Saved entries:

※ ※ ※

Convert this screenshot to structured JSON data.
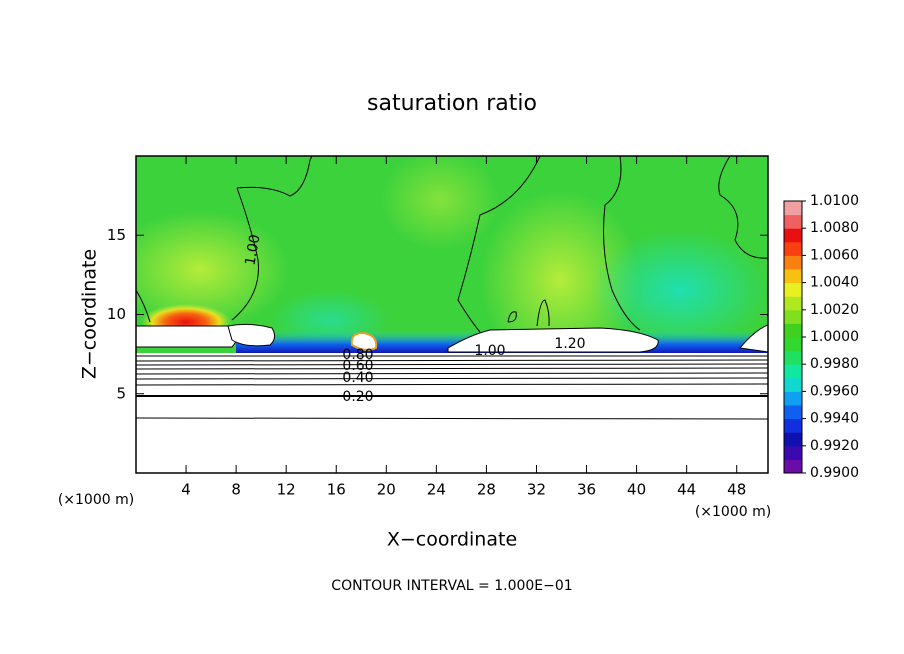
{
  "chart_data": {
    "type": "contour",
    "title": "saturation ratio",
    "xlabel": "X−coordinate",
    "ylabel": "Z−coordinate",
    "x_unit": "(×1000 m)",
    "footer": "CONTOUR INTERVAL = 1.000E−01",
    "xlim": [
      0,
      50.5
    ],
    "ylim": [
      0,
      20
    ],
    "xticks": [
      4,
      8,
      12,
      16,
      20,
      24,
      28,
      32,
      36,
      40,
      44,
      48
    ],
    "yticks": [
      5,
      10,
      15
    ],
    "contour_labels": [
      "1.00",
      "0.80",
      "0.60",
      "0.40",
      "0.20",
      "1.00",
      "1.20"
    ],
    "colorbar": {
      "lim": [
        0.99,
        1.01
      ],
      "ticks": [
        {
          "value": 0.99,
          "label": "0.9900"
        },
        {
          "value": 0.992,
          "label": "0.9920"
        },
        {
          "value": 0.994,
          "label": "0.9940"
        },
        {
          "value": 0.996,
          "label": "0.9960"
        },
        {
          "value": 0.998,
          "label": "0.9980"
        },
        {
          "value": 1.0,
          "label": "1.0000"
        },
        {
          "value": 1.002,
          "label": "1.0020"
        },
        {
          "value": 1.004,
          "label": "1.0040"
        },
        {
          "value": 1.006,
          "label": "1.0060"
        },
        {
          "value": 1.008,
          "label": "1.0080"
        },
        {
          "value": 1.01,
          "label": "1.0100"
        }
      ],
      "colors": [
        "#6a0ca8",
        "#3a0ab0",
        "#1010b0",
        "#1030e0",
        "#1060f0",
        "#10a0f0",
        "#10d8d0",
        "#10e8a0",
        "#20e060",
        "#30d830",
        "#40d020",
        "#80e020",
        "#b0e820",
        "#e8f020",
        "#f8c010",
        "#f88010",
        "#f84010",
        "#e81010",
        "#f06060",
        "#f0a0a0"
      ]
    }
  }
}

※ ※ ※

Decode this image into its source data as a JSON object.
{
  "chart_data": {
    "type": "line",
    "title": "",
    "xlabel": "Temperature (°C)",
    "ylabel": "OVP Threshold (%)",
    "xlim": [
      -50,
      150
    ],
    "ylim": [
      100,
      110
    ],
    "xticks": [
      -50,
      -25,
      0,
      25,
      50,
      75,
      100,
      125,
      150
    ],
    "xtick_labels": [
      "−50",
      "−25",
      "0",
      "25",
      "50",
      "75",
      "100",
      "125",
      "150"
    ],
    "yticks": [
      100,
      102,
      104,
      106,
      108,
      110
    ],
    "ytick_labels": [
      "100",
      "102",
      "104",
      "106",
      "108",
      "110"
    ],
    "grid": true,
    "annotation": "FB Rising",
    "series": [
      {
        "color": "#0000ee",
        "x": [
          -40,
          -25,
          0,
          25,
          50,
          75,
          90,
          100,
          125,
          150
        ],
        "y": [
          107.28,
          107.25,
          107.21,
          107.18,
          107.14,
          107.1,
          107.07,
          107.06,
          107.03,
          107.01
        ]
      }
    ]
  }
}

※ ※ ※

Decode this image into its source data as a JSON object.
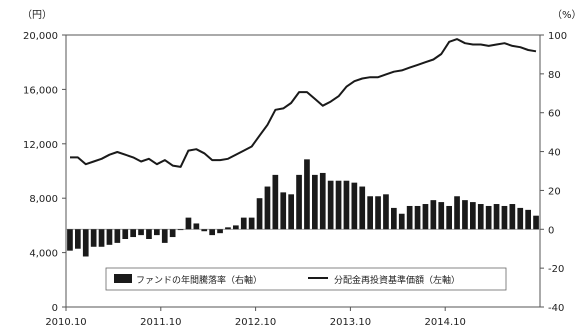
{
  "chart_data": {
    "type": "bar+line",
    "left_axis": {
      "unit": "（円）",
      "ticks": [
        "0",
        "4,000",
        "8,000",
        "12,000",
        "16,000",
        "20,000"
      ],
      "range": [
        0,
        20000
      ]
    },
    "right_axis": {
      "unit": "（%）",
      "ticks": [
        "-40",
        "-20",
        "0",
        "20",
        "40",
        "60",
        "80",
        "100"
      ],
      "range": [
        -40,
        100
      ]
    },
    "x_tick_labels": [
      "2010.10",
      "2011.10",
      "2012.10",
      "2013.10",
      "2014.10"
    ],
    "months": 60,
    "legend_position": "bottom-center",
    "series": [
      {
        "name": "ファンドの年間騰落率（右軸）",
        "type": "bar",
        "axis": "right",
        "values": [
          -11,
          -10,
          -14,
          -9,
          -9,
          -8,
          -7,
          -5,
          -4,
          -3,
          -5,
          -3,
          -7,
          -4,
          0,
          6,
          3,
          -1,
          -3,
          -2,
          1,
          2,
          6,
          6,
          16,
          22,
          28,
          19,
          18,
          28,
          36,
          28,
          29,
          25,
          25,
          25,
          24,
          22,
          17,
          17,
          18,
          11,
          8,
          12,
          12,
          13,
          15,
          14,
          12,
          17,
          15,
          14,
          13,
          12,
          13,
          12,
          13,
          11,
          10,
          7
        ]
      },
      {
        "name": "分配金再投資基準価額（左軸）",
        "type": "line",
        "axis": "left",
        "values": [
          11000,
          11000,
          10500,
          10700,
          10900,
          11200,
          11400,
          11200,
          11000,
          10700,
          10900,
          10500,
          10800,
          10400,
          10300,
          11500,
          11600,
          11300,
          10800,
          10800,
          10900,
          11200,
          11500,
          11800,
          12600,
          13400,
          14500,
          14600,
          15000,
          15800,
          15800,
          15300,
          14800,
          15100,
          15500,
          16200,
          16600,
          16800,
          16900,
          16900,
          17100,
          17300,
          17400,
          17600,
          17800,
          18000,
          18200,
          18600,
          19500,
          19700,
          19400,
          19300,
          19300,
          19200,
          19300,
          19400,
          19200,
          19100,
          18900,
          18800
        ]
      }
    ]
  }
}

※ ※ ※

OBJECTIVE:
Return the lines of the records that include the string "coordinate".

SOLUTION TO THIS PROBLEM:
    "xlabel": "X−coordinate",
    "ylabel": "Z−coordinate",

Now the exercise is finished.